Entries from a visual dataset
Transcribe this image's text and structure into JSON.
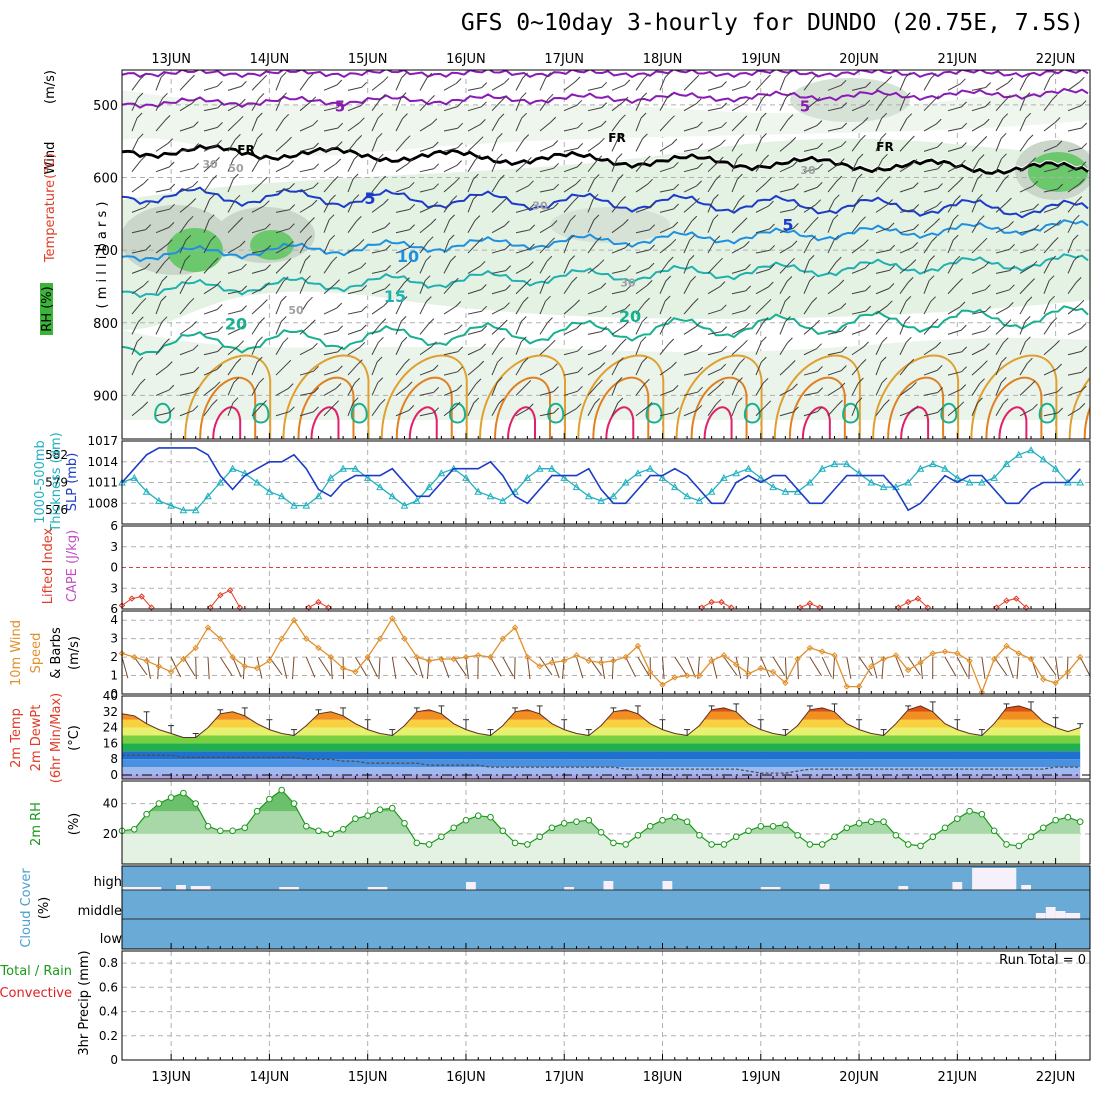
{
  "title": "GFS 0~10day 3-hourly for DUNDO (20.75E, 7.5S)",
  "dates": [
    "13JUN",
    "14JUN",
    "15JUN",
    "16JUN",
    "17JUN",
    "18JUN",
    "19JUN",
    "20JUN",
    "21JUN",
    "22JUN"
  ],
  "colors": {
    "rh": "#2ab42a",
    "temp": "#e03c28",
    "wind": "#000000",
    "thickness": "#20b0c0",
    "slp": "#1c3cc8",
    "lifted_index": "#e03c28",
    "cape": "#c050c0",
    "wind10m": "#e0902c",
    "rh2m": "#1a9a1a",
    "cloud": "#4aa0d0",
    "precip_total": "#1a9a1a",
    "precip_conv": "#e02020"
  },
  "panels": {
    "upper": {
      "ylabel_1": "Wind",
      "ylabel_1u": "(m/s)",
      "ylabel_2": "Temperature",
      "ylabel_2u": "(°C)",
      "ylabel_rh": "RH (%)",
      "ylabel_mb": "( m i l l i b a r s )",
      "yticks": [
        "500",
        "600",
        "700",
        "800",
        "900"
      ],
      "contour_labels": [
        "5",
        "10",
        "15",
        "20",
        "FR",
        "30",
        "50"
      ]
    },
    "slp": {
      "ylabel_a": "1000-500mb",
      "ylabel_b": "Thickness (dm)",
      "ylabel_c": "SLP (mb)",
      "left_ticks": [
        "582",
        "579",
        "576"
      ],
      "right_ticks": [
        "1017",
        "1014",
        "1011",
        "1008"
      ]
    },
    "li": {
      "ylabel_a": "Lifted Index",
      "ylabel_b": "CAPE (J/kg)",
      "yticks": [
        "-6",
        "-3",
        "0",
        "3",
        "6"
      ]
    },
    "wind10": {
      "ylabel_a": "10m Wind",
      "ylabel_b": "Speed",
      "ylabel_c": "& Barbs",
      "ylabel_u": "(m/s)",
      "yticks": [
        "4",
        "3",
        "2",
        "1",
        "0"
      ]
    },
    "temp2m": {
      "ylabel_a": "2m Temp",
      "ylabel_b": "2m DewPt",
      "ylabel_c": "(6hr Min/Max)",
      "ylabel_u": "(°C)",
      "yticks": [
        "40",
        "32",
        "24",
        "16",
        "8",
        "0"
      ]
    },
    "rh2m": {
      "ylabel": "2m RH",
      "ylabel_u": "(%)",
      "yticks": [
        "40",
        "20"
      ]
    },
    "cloud": {
      "ylabel": "Cloud Cover",
      "ylabel_u": "(%)",
      "levels": [
        "high",
        "middle",
        "low"
      ]
    },
    "precip": {
      "ylabel_a": "Total / Rain",
      "ylabel_b": "Convective",
      "ylabel_c": "3hr Precip (mm)",
      "yticks": [
        "0.8",
        "0.6",
        "0.4",
        "0.2",
        "0"
      ],
      "run_total": "Run Total = 0"
    }
  },
  "chart_data": [
    {
      "type": "line",
      "name": "SLP / thickness",
      "x": [
        "12.5",
        "12.625",
        "12.75",
        "12.875",
        "13.0",
        "13.125",
        "13.25",
        "13.375",
        "13.5",
        "13.625",
        "13.75",
        "13.875",
        "14.0",
        "14.125",
        "14.25",
        "14.375",
        "14.5",
        "14.625",
        "14.75",
        "14.875",
        "15.0",
        "15.125",
        "15.25",
        "15.375",
        "15.5",
        "15.625",
        "15.75",
        "15.875",
        "16.0",
        "16.125",
        "16.25",
        "16.375",
        "16.5",
        "16.625",
        "16.75",
        "16.875",
        "17.0",
        "17.125",
        "17.25",
        "17.375",
        "17.5",
        "17.625",
        "17.75",
        "17.875",
        "18.0",
        "18.125",
        "18.25",
        "18.375",
        "18.5",
        "18.625",
        "18.75",
        "18.875",
        "19.0",
        "19.125",
        "19.25",
        "19.375",
        "19.5",
        "19.625",
        "19.75",
        "19.875",
        "20.0",
        "20.125",
        "20.25",
        "20.375",
        "20.5",
        "20.625",
        "20.75",
        "20.875",
        "21.0",
        "21.125",
        "21.25",
        "21.375",
        "21.5",
        "21.625",
        "21.75",
        "21.875",
        "22.0",
        "22.125",
        "22.25"
      ],
      "series": [
        {
          "name": "SLP (mb)",
          "axis": "right",
          "values": [
            1011,
            1013,
            1015,
            1016,
            1016,
            1016,
            1016,
            1015,
            1012,
            1010,
            1012,
            1013,
            1014,
            1014,
            1015,
            1013,
            1010,
            1009,
            1011,
            1012,
            1012,
            1012,
            1013,
            1011,
            1009,
            1009,
            1011,
            1013,
            1013,
            1013,
            1014,
            1012,
            1009,
            1008,
            1010,
            1012,
            1012,
            1012,
            1013,
            1010,
            1008,
            1008,
            1010,
            1012,
            1012,
            1013,
            1012,
            1010,
            1008,
            1008,
            1011,
            1012,
            1011,
            1012,
            1012,
            1010,
            1008,
            1008,
            1010,
            1012,
            1012,
            1012,
            1012,
            1010,
            1007,
            1008,
            1010,
            1012,
            1011,
            1012,
            1012,
            1010,
            1008,
            1008,
            1010,
            1011,
            1011,
            1011,
            1013
          ]
        },
        {
          "name": "1000-500mb Thickness (dm)",
          "axis": "left",
          "values": [
            579.0,
            579.5,
            578.0,
            577.0,
            576.5,
            576.0,
            576.0,
            577.5,
            579.0,
            580.5,
            580.0,
            579.0,
            578.0,
            577.5,
            576.5,
            576.5,
            577.5,
            579.5,
            580.5,
            580.5,
            579.5,
            578.5,
            577.5,
            576.5,
            577.0,
            578.5,
            580.0,
            580.5,
            579.5,
            578.0,
            577.5,
            577.0,
            578.0,
            579.5,
            580.5,
            580.5,
            579.5,
            578.5,
            577.5,
            577.0,
            577.5,
            579.0,
            580.0,
            580.5,
            579.5,
            578.5,
            577.5,
            577.0,
            578.0,
            579.5,
            580.0,
            580.5,
            579.5,
            578.5,
            578.0,
            578.0,
            579.0,
            580.5,
            581.0,
            581.0,
            580.0,
            579.0,
            578.5,
            578.5,
            579.0,
            580.5,
            581.0,
            580.5,
            579.5,
            579.0,
            579.0,
            579.5,
            581.0,
            582.0,
            582.5,
            581.5,
            580.5,
            579.0,
            579.0
          ]
        }
      ],
      "ylim_right": [
        1005,
        1017
      ],
      "ylim_left": [
        574.5,
        583.5
      ]
    },
    {
      "type": "line",
      "name": "Lifted Index / CAPE",
      "x": [
        "12.5",
        "12.6",
        "12.7",
        "12.8",
        "13.4",
        "13.5",
        "13.6",
        "13.7",
        "14.4",
        "14.5",
        "14.6",
        "18.4",
        "18.5",
        "18.6",
        "18.7",
        "19.4",
        "19.5",
        "19.6",
        "20.4",
        "20.5",
        "20.6",
        "20.7",
        "21.4",
        "21.5",
        "21.6",
        "21.7"
      ],
      "series": [
        {
          "name": "Lifted Index",
          "values": [
            5.5,
            4.5,
            4.2,
            5.8,
            5.8,
            4.0,
            3.3,
            5.8,
            5.8,
            5.0,
            5.8,
            5.8,
            5.0,
            5.0,
            5.8,
            5.8,
            5.2,
            5.8,
            5.8,
            5.0,
            4.5,
            5.8,
            5.8,
            4.8,
            4.5,
            5.8
          ]
        }
      ],
      "ylim": [
        6,
        -6
      ]
    },
    {
      "type": "line",
      "name": "10m Wind Speed",
      "x": [
        "12.5",
        "12.625",
        "12.75",
        "12.875",
        "13.0",
        "13.125",
        "13.25",
        "13.375",
        "13.5",
        "13.625",
        "13.75",
        "13.875",
        "14.0",
        "14.125",
        "14.25",
        "14.375",
        "14.5",
        "14.625",
        "14.75",
        "14.875",
        "15.0",
        "15.125",
        "15.25",
        "15.375",
        "15.5",
        "15.625",
        "15.75",
        "15.875",
        "16.0",
        "16.125",
        "16.25",
        "16.375",
        "16.5",
        "16.625",
        "16.75",
        "16.875",
        "17.0",
        "17.125",
        "17.25",
        "17.375",
        "17.5",
        "17.625",
        "17.75",
        "17.875",
        "18.0",
        "18.125",
        "18.25",
        "18.375",
        "18.5",
        "18.625",
        "18.75",
        "18.875",
        "19.0",
        "19.125",
        "19.25",
        "19.375",
        "19.5",
        "19.625",
        "19.75",
        "19.875",
        "20.0",
        "20.125",
        "20.25",
        "20.375",
        "20.5",
        "20.625",
        "20.75",
        "20.875",
        "21.0",
        "21.125",
        "21.25",
        "21.375",
        "21.5",
        "21.625",
        "21.75",
        "21.875",
        "22.0",
        "22.125",
        "22.25"
      ],
      "series": [
        {
          "name": "Speed (m/s)",
          "values": [
            2.2,
            2.0,
            1.8,
            1.5,
            1.2,
            1.9,
            2.5,
            3.6,
            3.0,
            2.0,
            1.5,
            1.4,
            1.8,
            3.0,
            4.0,
            3.0,
            2.5,
            2.0,
            1.4,
            1.2,
            2.0,
            3.0,
            4.1,
            3.0,
            2.0,
            1.8,
            1.9,
            1.9,
            2.0,
            2.1,
            2.0,
            3.0,
            3.6,
            2.0,
            1.5,
            1.7,
            1.8,
            2.1,
            1.8,
            1.7,
            1.8,
            2.0,
            2.6,
            1.2,
            0.5,
            0.9,
            1.0,
            1.0,
            1.8,
            2.1,
            1.6,
            1.1,
            1.4,
            1.2,
            0.6,
            1.9,
            2.5,
            2.3,
            2.1,
            0.4,
            0.4,
            1.5,
            1.9,
            2.1,
            1.3,
            1.7,
            2.2,
            2.3,
            2.2,
            1.8,
            0.1,
            1.9,
            2.6,
            2.2,
            1.9,
            0.8,
            0.6,
            1.2,
            2.0
          ]
        }
      ],
      "ylim": [
        0,
        4.5
      ]
    },
    {
      "type": "area",
      "name": "2m Temp / DewPt",
      "x": [
        "12.5",
        "12.625",
        "12.75",
        "12.875",
        "13.0",
        "13.125",
        "13.25",
        "13.375",
        "13.5",
        "13.625",
        "13.75",
        "13.875",
        "14.0",
        "14.125",
        "14.25",
        "14.375",
        "14.5",
        "14.625",
        "14.75",
        "14.875",
        "15.0",
        "15.125",
        "15.25",
        "15.375",
        "15.5",
        "15.625",
        "15.75",
        "15.875",
        "16.0",
        "16.125",
        "16.25",
        "16.375",
        "16.5",
        "16.625",
        "16.75",
        "16.875",
        "17.0",
        "17.125",
        "17.25",
        "17.375",
        "17.5",
        "17.625",
        "17.75",
        "17.875",
        "18.0",
        "18.125",
        "18.25",
        "18.375",
        "18.5",
        "18.625",
        "18.75",
        "18.875",
        "19.0",
        "19.125",
        "19.25",
        "19.375",
        "19.5",
        "19.625",
        "19.75",
        "19.875",
        "20.0",
        "20.125",
        "20.25",
        "20.375",
        "20.5",
        "20.625",
        "20.75",
        "20.875",
        "21.0",
        "21.125",
        "21.25",
        "21.375",
        "21.5",
        "21.625",
        "21.75",
        "21.875",
        "22.0",
        "22.125",
        "22.25"
      ],
      "series": [
        {
          "name": "2m Temp (°C)",
          "values": [
            31,
            30,
            26,
            23,
            21,
            19,
            19,
            24,
            31,
            32,
            30,
            26,
            23,
            21,
            20,
            25,
            31,
            32,
            30,
            26,
            23,
            21,
            20,
            25,
            32,
            33,
            31,
            26,
            23,
            21,
            20,
            25,
            32,
            33,
            31,
            26,
            23,
            21,
            20,
            25,
            32,
            33,
            31,
            26,
            23,
            21,
            20,
            25,
            33,
            34,
            32,
            26,
            23,
            21,
            20,
            25,
            33,
            34,
            32,
            26,
            23,
            21,
            20,
            26,
            33,
            35,
            32,
            26,
            23,
            21,
            20,
            26,
            34,
            35,
            33,
            27,
            24,
            22,
            24
          ]
        },
        {
          "name": "2m DewPt (°C)",
          "values": [
            10,
            10,
            10,
            10,
            10,
            9,
            9,
            9,
            9,
            9,
            9,
            9,
            9,
            9,
            9,
            8,
            8,
            8,
            7,
            7,
            6,
            6,
            6,
            6,
            6,
            5,
            5,
            5,
            5,
            5,
            4,
            4,
            4,
            4,
            4,
            4,
            4,
            4,
            4,
            4,
            4,
            3,
            3,
            3,
            3,
            3,
            3,
            3,
            3,
            3,
            3,
            2,
            1,
            1,
            1,
            2,
            3,
            3,
            3,
            3,
            3,
            3,
            3,
            3,
            3,
            3,
            3,
            3,
            3,
            3,
            3,
            3,
            3,
            3,
            3,
            3,
            4,
            4,
            4
          ]
        }
      ],
      "ylim": [
        -2,
        40
      ]
    },
    {
      "type": "area",
      "name": "2m RH",
      "x": [
        "12.5",
        "12.625",
        "12.75",
        "12.875",
        "13.0",
        "13.125",
        "13.25",
        "13.375",
        "13.5",
        "13.625",
        "13.75",
        "13.875",
        "14.0",
        "14.125",
        "14.25",
        "14.375",
        "14.5",
        "14.625",
        "14.75",
        "14.875",
        "15.0",
        "15.125",
        "15.25",
        "15.375",
        "15.5",
        "15.625",
        "15.75",
        "15.875",
        "16.0",
        "16.125",
        "16.25",
        "16.375",
        "16.5",
        "16.625",
        "16.75",
        "16.875",
        "17.0",
        "17.125",
        "17.25",
        "17.375",
        "17.5",
        "17.625",
        "17.75",
        "17.875",
        "18.0",
        "18.125",
        "18.25",
        "18.375",
        "18.5",
        "18.625",
        "18.75",
        "18.875",
        "19.0",
        "19.125",
        "19.25",
        "19.375",
        "19.5",
        "19.625",
        "19.75",
        "19.875",
        "20.0",
        "20.125",
        "20.25",
        "20.375",
        "20.5",
        "20.625",
        "20.75",
        "20.875",
        "21.0",
        "21.125",
        "21.25",
        "21.375",
        "21.5",
        "21.625",
        "21.75",
        "21.875",
        "22.0",
        "22.125",
        "22.25"
      ],
      "series": [
        {
          "name": "2m RH (%)",
          "values": [
            22,
            23,
            33,
            40,
            44,
            47,
            40,
            25,
            22,
            22,
            24,
            35,
            43,
            49,
            40,
            25,
            22,
            20,
            23,
            30,
            32,
            36,
            37,
            27,
            14,
            13,
            18,
            24,
            29,
            32,
            31,
            22,
            14,
            13,
            18,
            24,
            27,
            28,
            29,
            21,
            14,
            13,
            19,
            25,
            29,
            31,
            28,
            19,
            13,
            13,
            18,
            22,
            25,
            25,
            26,
            19,
            13,
            13,
            18,
            24,
            27,
            28,
            28,
            19,
            13,
            12,
            18,
            24,
            30,
            35,
            33,
            22,
            13,
            12,
            18,
            24,
            29,
            31,
            28
          ]
        }
      ],
      "ylim": [
        0,
        55
      ]
    },
    {
      "type": "bar",
      "name": "Cloud Cover",
      "categories": [
        "high",
        "middle",
        "low"
      ],
      "values": [
        0,
        0,
        0
      ],
      "note_free": false
    },
    {
      "type": "bar",
      "name": "3hr Precip",
      "categories": [],
      "values": [],
      "ylim": [
        0,
        0.9
      ]
    }
  ]
}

## Work to complete
Extract every line containing the string "DewPt" from the material.

## Answer to the problem
      "ylabel_b": "2m DewPt",
      "name": "2m Temp / DewPt",
          "name": "2m DewPt (°C)",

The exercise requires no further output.